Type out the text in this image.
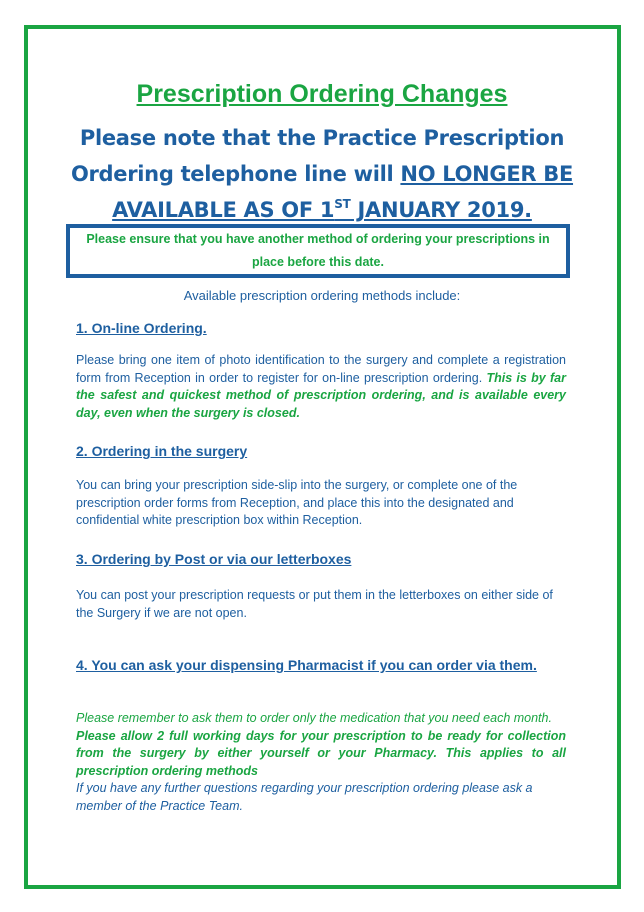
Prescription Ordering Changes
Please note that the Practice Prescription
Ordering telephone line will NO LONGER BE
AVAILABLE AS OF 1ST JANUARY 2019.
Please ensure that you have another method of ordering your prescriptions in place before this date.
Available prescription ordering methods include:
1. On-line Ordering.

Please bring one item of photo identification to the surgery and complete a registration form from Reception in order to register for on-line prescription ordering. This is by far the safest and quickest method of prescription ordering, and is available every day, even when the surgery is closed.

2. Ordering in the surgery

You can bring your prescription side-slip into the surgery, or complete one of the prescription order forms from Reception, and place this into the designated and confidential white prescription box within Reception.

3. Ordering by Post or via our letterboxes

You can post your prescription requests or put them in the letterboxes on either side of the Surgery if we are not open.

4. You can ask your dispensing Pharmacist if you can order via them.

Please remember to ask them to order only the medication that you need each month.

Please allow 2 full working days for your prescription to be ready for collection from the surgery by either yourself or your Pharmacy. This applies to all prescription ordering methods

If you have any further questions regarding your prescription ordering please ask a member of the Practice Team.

--

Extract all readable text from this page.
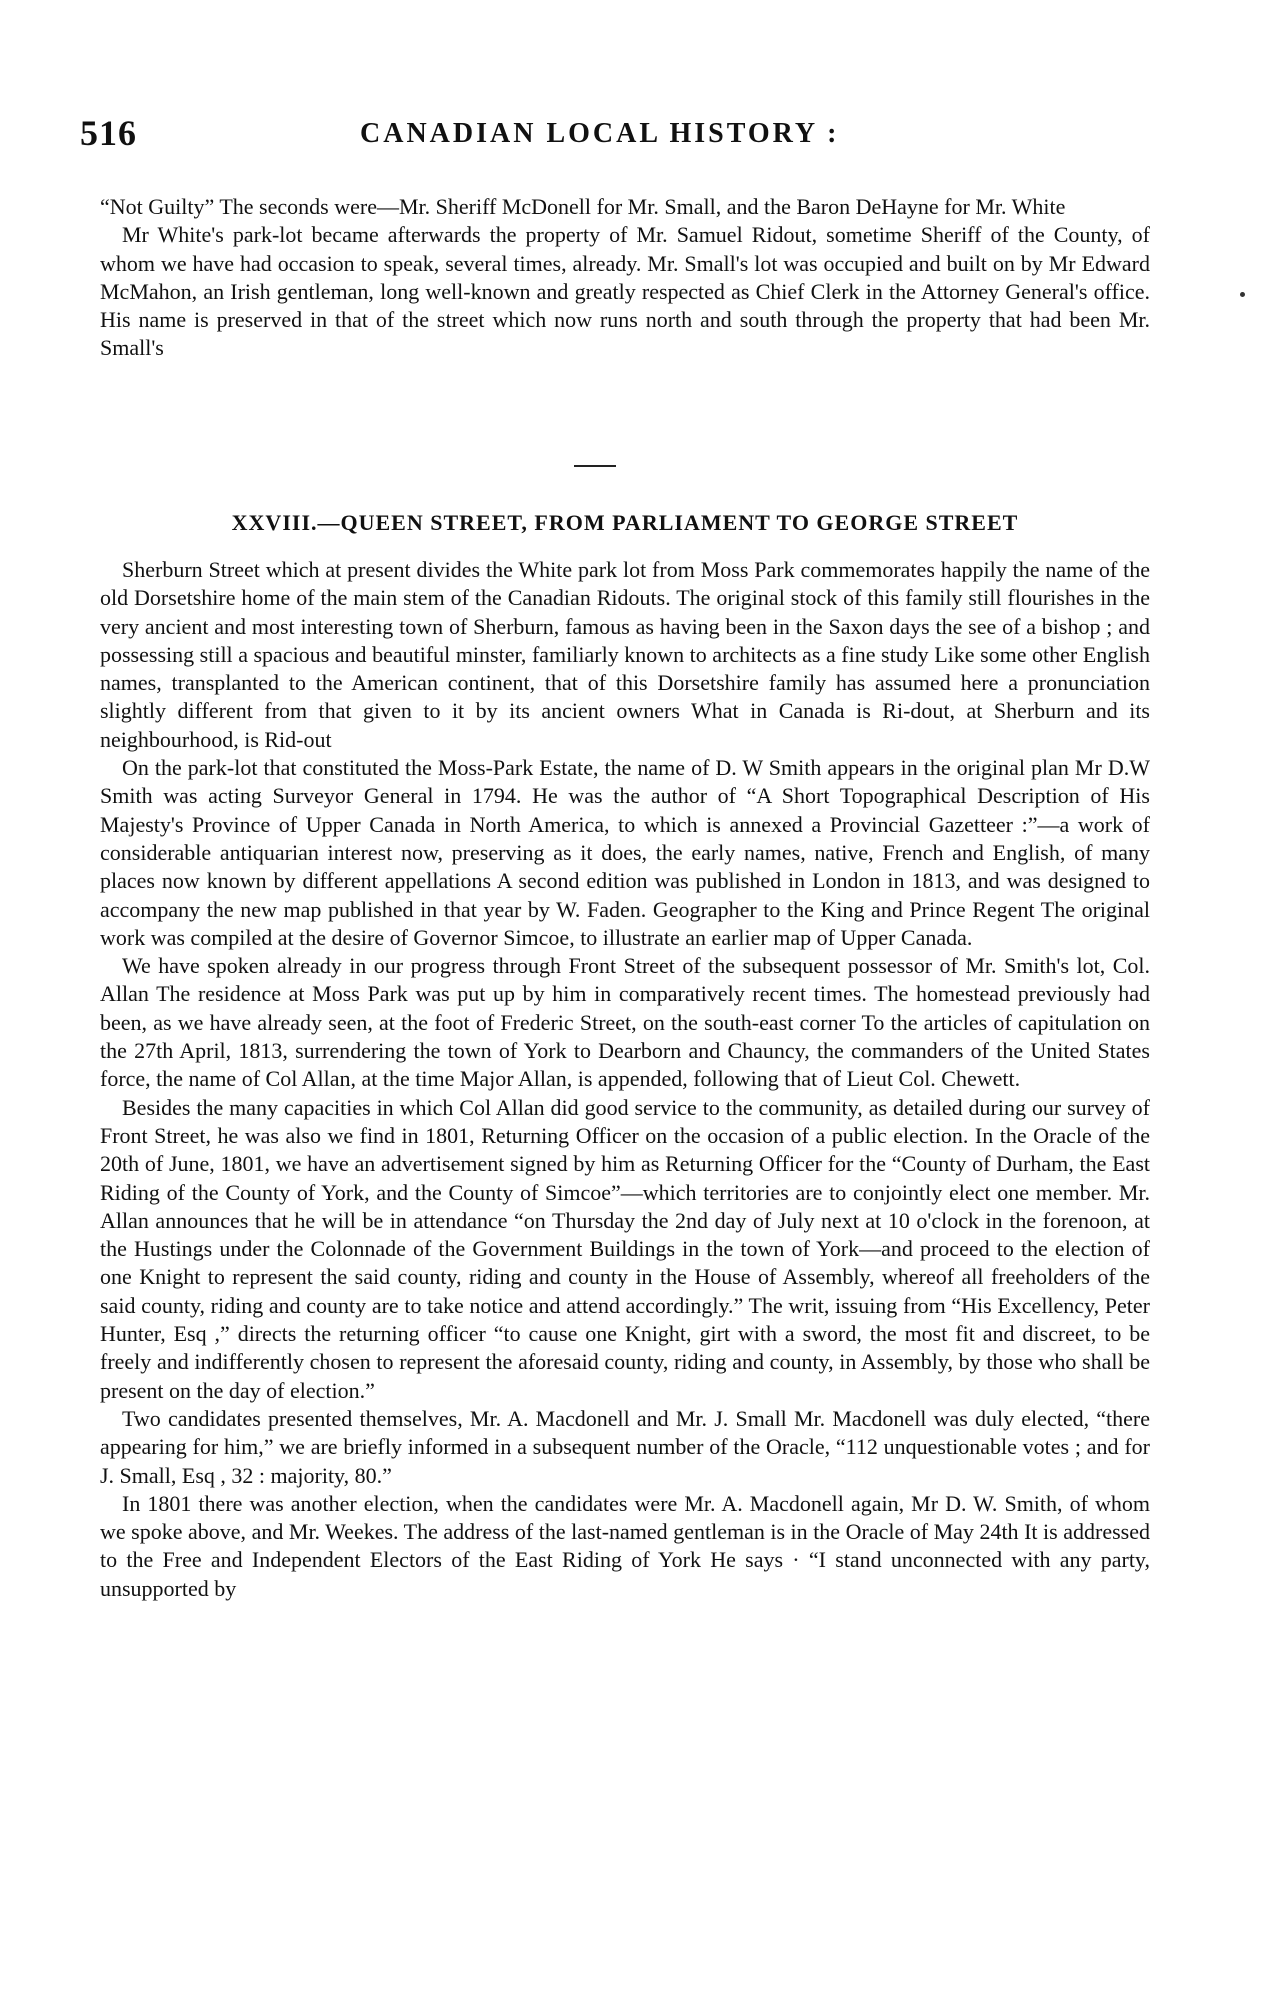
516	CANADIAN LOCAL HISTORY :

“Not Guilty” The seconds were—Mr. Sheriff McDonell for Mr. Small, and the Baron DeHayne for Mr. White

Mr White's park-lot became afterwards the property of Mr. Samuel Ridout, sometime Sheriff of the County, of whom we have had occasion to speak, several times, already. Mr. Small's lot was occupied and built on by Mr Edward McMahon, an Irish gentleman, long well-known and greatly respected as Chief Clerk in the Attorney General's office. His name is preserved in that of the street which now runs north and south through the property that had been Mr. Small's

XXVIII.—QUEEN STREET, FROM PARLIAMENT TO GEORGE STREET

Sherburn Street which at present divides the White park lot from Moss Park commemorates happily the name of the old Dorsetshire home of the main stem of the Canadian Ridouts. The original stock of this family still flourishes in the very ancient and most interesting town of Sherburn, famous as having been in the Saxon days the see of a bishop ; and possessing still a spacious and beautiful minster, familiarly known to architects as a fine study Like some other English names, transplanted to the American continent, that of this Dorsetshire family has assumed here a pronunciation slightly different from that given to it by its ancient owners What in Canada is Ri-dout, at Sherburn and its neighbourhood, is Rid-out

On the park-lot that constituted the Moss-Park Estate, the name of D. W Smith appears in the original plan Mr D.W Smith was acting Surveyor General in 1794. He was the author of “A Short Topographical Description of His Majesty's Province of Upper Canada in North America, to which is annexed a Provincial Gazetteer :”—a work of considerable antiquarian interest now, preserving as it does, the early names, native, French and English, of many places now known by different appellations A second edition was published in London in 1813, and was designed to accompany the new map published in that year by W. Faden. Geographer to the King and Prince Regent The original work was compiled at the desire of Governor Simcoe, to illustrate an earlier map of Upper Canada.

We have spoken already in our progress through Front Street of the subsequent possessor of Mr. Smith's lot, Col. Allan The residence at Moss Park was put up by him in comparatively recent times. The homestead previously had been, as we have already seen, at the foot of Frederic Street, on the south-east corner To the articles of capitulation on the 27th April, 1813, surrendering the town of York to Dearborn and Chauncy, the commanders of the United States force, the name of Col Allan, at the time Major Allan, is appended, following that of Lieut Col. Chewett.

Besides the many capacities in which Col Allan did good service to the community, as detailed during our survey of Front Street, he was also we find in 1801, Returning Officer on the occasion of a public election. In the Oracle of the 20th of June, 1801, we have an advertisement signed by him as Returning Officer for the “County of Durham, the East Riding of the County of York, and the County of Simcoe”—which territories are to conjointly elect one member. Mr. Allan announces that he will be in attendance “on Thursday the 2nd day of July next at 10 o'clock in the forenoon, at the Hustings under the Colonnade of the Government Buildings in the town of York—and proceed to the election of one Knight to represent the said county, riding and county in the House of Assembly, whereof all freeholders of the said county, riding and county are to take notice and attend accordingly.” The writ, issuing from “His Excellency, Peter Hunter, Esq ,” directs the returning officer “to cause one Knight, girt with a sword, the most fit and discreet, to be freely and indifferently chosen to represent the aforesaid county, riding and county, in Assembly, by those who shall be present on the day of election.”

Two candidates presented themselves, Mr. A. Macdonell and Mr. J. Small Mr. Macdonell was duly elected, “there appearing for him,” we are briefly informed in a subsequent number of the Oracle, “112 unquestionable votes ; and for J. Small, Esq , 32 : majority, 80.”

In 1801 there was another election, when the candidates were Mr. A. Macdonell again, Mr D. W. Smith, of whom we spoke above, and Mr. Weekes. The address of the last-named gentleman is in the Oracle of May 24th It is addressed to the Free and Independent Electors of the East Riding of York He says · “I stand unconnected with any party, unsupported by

...

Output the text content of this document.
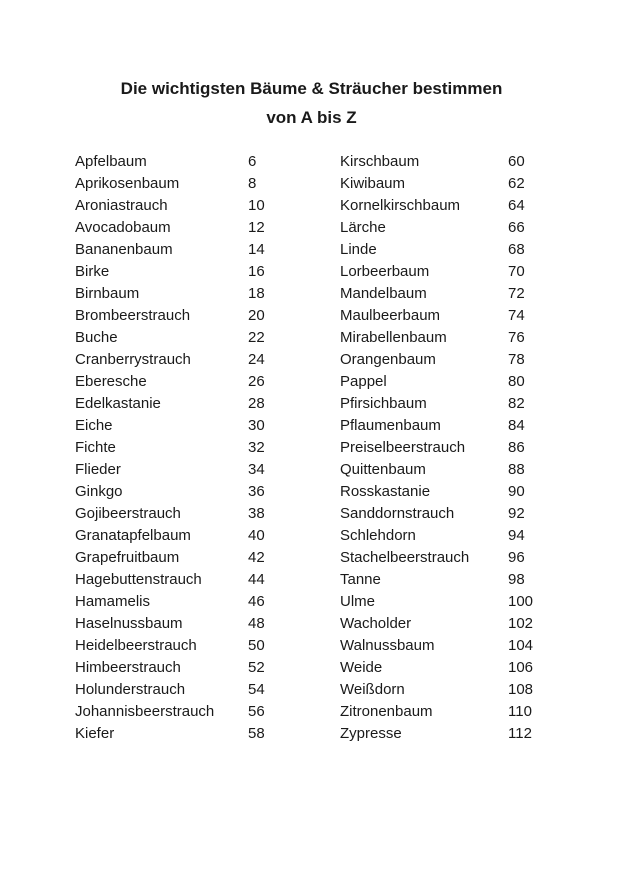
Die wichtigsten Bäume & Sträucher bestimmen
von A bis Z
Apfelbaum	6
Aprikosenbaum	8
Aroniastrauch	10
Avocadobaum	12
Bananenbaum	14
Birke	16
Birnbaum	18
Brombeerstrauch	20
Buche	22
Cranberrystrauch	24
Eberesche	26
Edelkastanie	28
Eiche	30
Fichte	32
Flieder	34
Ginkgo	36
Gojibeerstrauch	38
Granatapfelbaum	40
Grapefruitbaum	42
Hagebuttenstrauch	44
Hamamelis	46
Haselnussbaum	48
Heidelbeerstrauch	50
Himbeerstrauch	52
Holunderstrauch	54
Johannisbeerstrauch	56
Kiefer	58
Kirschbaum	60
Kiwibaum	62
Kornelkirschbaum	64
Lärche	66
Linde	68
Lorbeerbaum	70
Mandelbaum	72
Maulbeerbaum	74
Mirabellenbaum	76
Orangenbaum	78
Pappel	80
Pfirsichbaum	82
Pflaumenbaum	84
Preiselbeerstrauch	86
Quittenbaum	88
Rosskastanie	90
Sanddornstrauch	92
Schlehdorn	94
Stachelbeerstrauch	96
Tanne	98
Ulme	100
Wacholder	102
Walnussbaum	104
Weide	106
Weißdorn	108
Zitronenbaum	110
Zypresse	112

Problem details:
Scan the material above for the string "Oracle" and return the lines that hold it.

Solution to the problem:
Besides the many capacities in which Col Allan did good service to the community, as detailed during our survey of Front Street, he was also we find in 1801, Returning Officer on the occasion of a public election. In the Oracle of the 20th of June, 1801, we have an advertisement signed by him as Returning Officer for the “County of Durham, the East Riding of the County of York, and the County of Simcoe”—which territories are to conjointly elect one member. Mr. Allan announces that he will be in attendance “on Thursday the 2nd day of July next at 10 o'clock in the forenoon, at the Hustings under the Colonnade of the Government Buildings in the town of York—and proceed to the election of one Knight to represent the said county, riding and county in the House of Assembly, whereof all freeholders of the said county, riding and county are to take notice and attend accordingly.” The writ, issuing from “His Excellency, Peter Hunter, Esq ,” directs the returning officer “to cause one Knight, girt with a sword, the most fit and discreet, to be freely and indifferently chosen to represent the aforesaid county, riding and county, in Assembly, by those who shall be present on the day of election.”
Two candidates presented themselves, Mr. A. Macdonell and Mr. J. Small Mr. Macdonell was duly elected, “there appearing for him,” we are briefly informed in a subsequent number of the Oracle, “112 unquestionable votes ; and for J. Small, Esq , 32 : majority, 80.”
In 1801 there was another election, when the candidates were Mr. A. Macdonell again, Mr D. W. Smith, of whom we spoke above, and Mr. Weekes. The address of the last-named gentleman is in the Oracle of May 24th It is addressed to the Free and Independent Electors of the East Riding of York He says · “I stand unconnected with any party, unsupported by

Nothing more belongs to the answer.